DATASET RECORDS:
____________________
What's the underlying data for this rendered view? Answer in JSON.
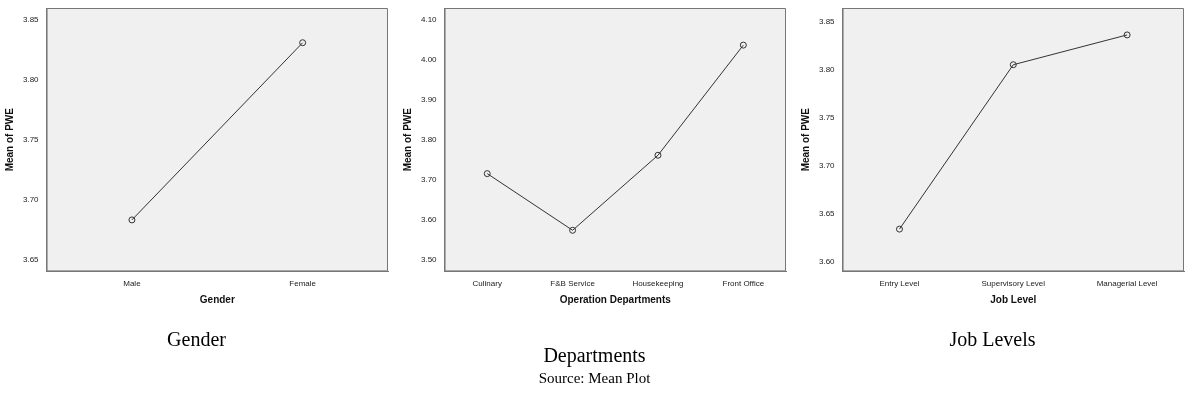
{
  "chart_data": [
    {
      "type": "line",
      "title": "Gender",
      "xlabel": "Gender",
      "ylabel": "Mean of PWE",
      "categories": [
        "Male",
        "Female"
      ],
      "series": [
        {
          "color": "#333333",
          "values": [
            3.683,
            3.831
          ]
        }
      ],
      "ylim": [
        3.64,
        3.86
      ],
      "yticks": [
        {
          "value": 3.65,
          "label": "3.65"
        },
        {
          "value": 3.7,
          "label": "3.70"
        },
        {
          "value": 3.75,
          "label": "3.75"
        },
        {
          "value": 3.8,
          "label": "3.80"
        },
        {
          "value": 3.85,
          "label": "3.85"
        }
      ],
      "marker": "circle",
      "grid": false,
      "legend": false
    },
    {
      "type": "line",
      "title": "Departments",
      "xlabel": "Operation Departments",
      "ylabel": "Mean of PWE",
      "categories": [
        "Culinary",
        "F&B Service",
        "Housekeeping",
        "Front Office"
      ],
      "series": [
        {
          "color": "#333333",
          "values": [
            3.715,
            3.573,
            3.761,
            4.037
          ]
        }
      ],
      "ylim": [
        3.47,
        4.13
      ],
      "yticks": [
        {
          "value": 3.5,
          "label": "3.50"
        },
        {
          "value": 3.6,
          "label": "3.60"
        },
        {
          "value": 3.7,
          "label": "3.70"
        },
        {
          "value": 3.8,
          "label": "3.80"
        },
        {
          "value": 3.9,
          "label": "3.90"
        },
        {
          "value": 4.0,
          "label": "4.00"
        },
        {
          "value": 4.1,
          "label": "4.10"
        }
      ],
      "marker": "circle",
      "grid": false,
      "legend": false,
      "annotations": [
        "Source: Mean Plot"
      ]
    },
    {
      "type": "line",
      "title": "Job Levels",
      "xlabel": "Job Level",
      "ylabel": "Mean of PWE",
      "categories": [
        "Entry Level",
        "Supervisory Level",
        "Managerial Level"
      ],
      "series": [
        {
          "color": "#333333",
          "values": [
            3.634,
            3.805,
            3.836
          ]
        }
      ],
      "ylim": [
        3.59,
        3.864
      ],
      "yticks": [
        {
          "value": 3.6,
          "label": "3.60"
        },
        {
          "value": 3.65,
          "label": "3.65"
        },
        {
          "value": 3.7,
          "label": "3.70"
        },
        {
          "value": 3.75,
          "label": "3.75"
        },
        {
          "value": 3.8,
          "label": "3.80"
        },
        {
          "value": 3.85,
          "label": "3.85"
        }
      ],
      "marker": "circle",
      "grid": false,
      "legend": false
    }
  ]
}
____________________
Without the pictures, extract every entry verbatim.

What's the underlying data for this rendered view? Answer in JSON.
{
  "chart_data": [
    {
      "type": "line",
      "title": "Gender",
      "xlabel": "Gender",
      "ylabel": "Mean of PWE",
      "categories": [
        "Male",
        "Female"
      ],
      "series": [
        {
          "color": "#333333",
          "values": [
            3.683,
            3.831
          ]
        }
      ],
      "ylim": [
        3.64,
        3.86
      ],
      "yticks": [
        {
          "value": 3.65,
          "label": "3.65"
        },
        {
          "value": 3.7,
          "label": "3.70"
        },
        {
          "value": 3.75,
          "label": "3.75"
        },
        {
          "value": 3.8,
          "label": "3.80"
        },
        {
          "value": 3.85,
          "label": "3.85"
        }
      ],
      "marker": "circle",
      "grid": false,
      "legend": false
    },
    {
      "type": "line",
      "title": "Departments",
      "xlabel": "Operation Departments",
      "ylabel": "Mean of PWE",
      "categories": [
        "Culinary",
        "F&B Service",
        "Housekeeping",
        "Front Office"
      ],
      "series": [
        {
          "color": "#333333",
          "values": [
            3.715,
            3.573,
            3.761,
            4.037
          ]
        }
      ],
      "ylim": [
        3.47,
        4.13
      ],
      "yticks": [
        {
          "value": 3.5,
          "label": "3.50"
        },
        {
          "value": 3.6,
          "label": "3.60"
        },
        {
          "value": 3.7,
          "label": "3.70"
        },
        {
          "value": 3.8,
          "label": "3.80"
        },
        {
          "value": 3.9,
          "label": "3.90"
        },
        {
          "value": 4.0,
          "label": "4.00"
        },
        {
          "value": 4.1,
          "label": "4.10"
        }
      ],
      "marker": "circle",
      "grid": false,
      "legend": false,
      "annotations": [
        "Source: Mean Plot"
      ]
    },
    {
      "type": "line",
      "title": "Job Levels",
      "xlabel": "Job Level",
      "ylabel": "Mean of PWE",
      "categories": [
        "Entry Level",
        "Supervisory Level",
        "Managerial Level"
      ],
      "series": [
        {
          "color": "#333333",
          "values": [
            3.634,
            3.805,
            3.836
          ]
        }
      ],
      "ylim": [
        3.59,
        3.864
      ],
      "yticks": [
        {
          "value": 3.6,
          "label": "3.60"
        },
        {
          "value": 3.65,
          "label": "3.65"
        },
        {
          "value": 3.7,
          "label": "3.70"
        },
        {
          "value": 3.75,
          "label": "3.75"
        },
        {
          "value": 3.8,
          "label": "3.80"
        },
        {
          "value": 3.85,
          "label": "3.85"
        }
      ],
      "marker": "circle",
      "grid": false,
      "legend": false
    }
  ]
}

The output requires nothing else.